**The problem**:
Return the entries verbatim and drop every picture.

-.-.-

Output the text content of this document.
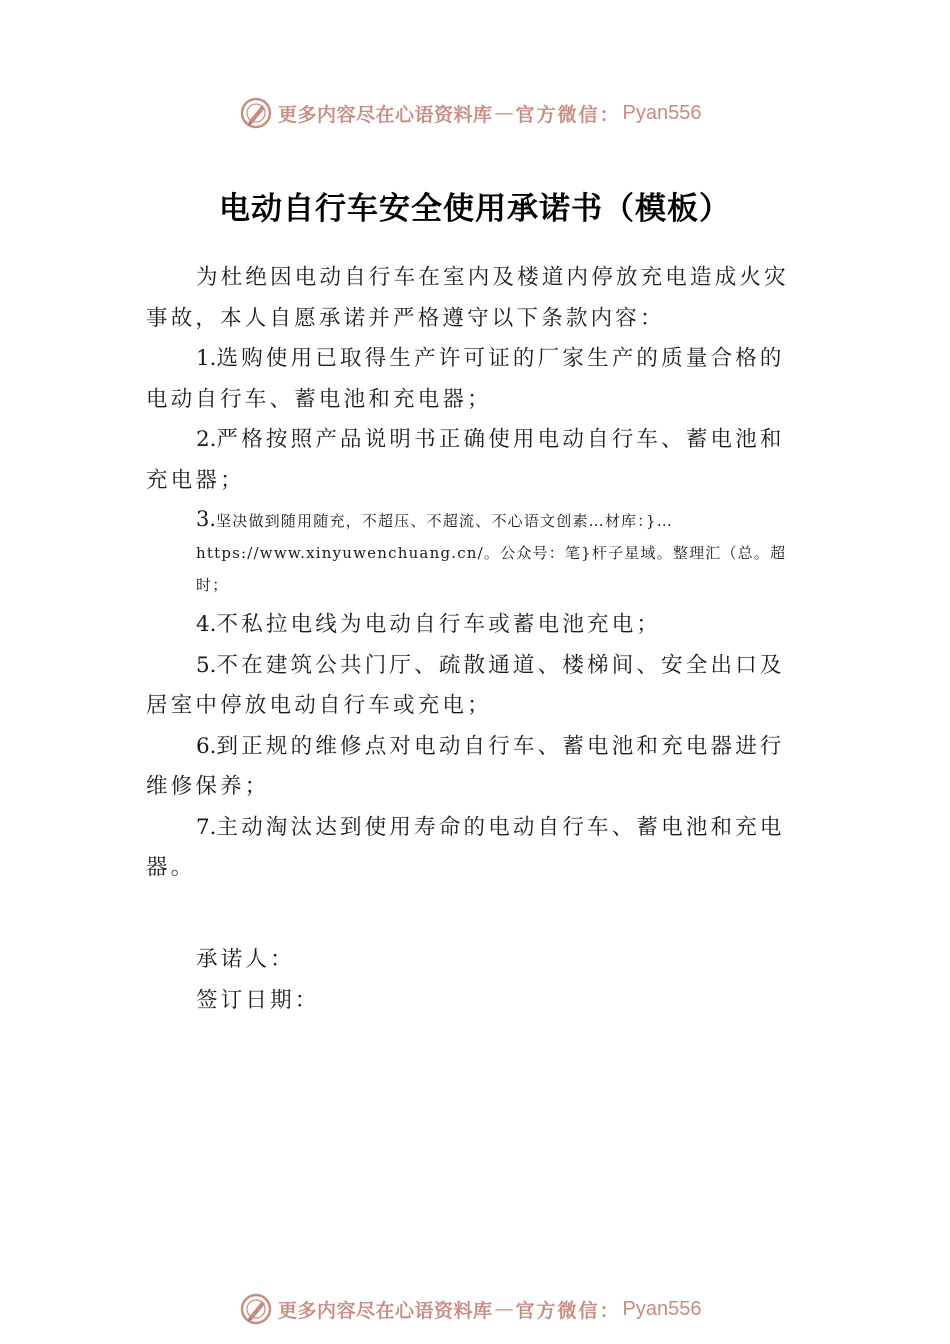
更多内容尽在心语资料库 — 官方微信： Pyan556
电动自行车安全使用承诺书（模板）

为杜绝因电动自行车在室内及楼道内停放充电造成火灾事故，本人自愿承诺并严格遵守以下条款内容：

1.选购使用已取得生产许可证的厂家生产的质量合格的电动自行车、蓄电池和充电器；

2.严格按照产品说明书正确使用电动自行车、蓄电池和充电器；

3.坚决做到随用随充，不超压、不超流、不心语文创素…材库：}…https://www.xinyuwenchuang.cn/。公众号：笔}杆子星域。整理汇（总。超时；

4.不私拉电线为电动自行车或蓄电池充电；

5.不在建筑公共门厅、疏散通道、楼梯间、安全出口及居室中停放电动自行车或充电；

6.到正规的维修点对电动自行车、蓄电池和充电器进行维修保养；

7.主动淘汰达到使用寿命的电动自行车、蓄电池和充电器。

承诺人：
签订日期：
更多内容尽在心语资料库 — 官方微信： Pyan556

-.-.-

**Written response**:
Output the text content of this document.
更多内容尽在心语资料库 — 官方微信： Pyan556
电动自行车安全使用承诺书（模板）

为杜绝因电动自行车在室内及楼道内停放充电造成火灾事故，本人自愿承诺并严格遵守以下条款内容：

1.选购使用已取得生产许可证的厂家生产的质量合格的电动自行车、蓄电池和充电器；

2.严格按照产品说明书正确使用电动自行车、蓄电池和充电器；

3.坚决做到随用随充，不超压、不超流、不心语文创素…材库：}…https://www.xinyuwenchuang.cn/。公众号：笔}杆子星域。整理汇（总。超时；

4.不私拉电线为电动自行车或蓄电池充电；

5.不在建筑公共门厅、疏散通道、楼梯间、安全出口及居室中停放电动自行车或充电；

6.到正规的维修点对电动自行车、蓄电池和充电器进行维修保养；

7.主动淘汰达到使用寿命的电动自行车、蓄电池和充电器。

承诺人：
签订日期：
更多内容尽在心语资料库 — 官方微信： Pyan556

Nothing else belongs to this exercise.